# Tangs for sale/trade



## Rookie2013 (Jan 17, 2013)

Hi Guys
I got some tangs that i would like to sell or trade to someone who has a larger tank. Below are the list of the tangs which i needed gone along with their pics

Black Matta Tang (8" Show piece) - asking $50
Yellow Tang(4")- $30
Yellow Tang (3') - $25
Tomini Tang (5") - $40

Also i have 2 blue damsels which i will throw in for free if we can agree to a good pricing/trade. Patience is the key as i will need to catch them from my display without stressing them.































Sent from my iPad using Tapatalk


----------



## Rookie2013 (Jan 17, 2013)

Ok so the Matta Tang has been caught in the trap and is now residing in my frag tank. 


Sent from my iPad using Tapatalk


----------



## mmatt (Feb 12, 2012)

Is the first pick a matta tang? Is it a clown tang? Tried googling it but can't find anything thanks


----------



## JasonM (Nov 26, 2011)

If Matt doesn't take it I would be interested 🙂


----------



## Rookie2013 (Jan 17, 2013)

mmatt said:


> Is the first pick a matta tang? Is it a clown tang? Tried googling it but can't find anything thanks


Hi Mmatt
Yes the first pic is the Matta Tang..It has a dark grey body with golden/yellow stripes near his face..It is does not come that often for sale and is very friendly. Clown tangs are different. Let me know if you are interested how big of a system you have ?


----------



## Rookie2013 (Jan 17, 2013)

JasonM said:


> If Matt doesn't take it I would be interested &#128578;


Sure i will keep you posted..


----------



## mmatt (Feb 12, 2012)

** Exercises to complete **
a: Write out the part of the tang thread between "Black Matta Tang" and "without stressing them.", inclusive.
b: Name each username that appears as a poster heading in the tang thread.

** Given information **
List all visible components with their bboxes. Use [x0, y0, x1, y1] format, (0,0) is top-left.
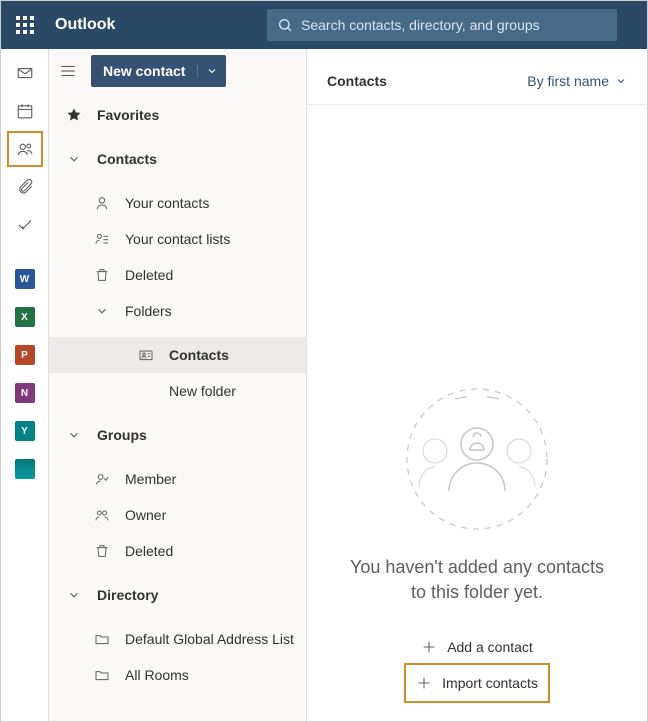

** Task responses **
a:
Black Matta Tang (8" Show piece) - asking $50
Yellow Tang(4")- $30
Yellow Tang (3') - $25
Tomini Tang (5") - $40

Also i have 2 blue damsels which i will throw in for free if we can agree to a good pricing/trade. Patience is the key as i will need to catch them from my display without stressing them.

b: Rookie2013, mmatt, JasonM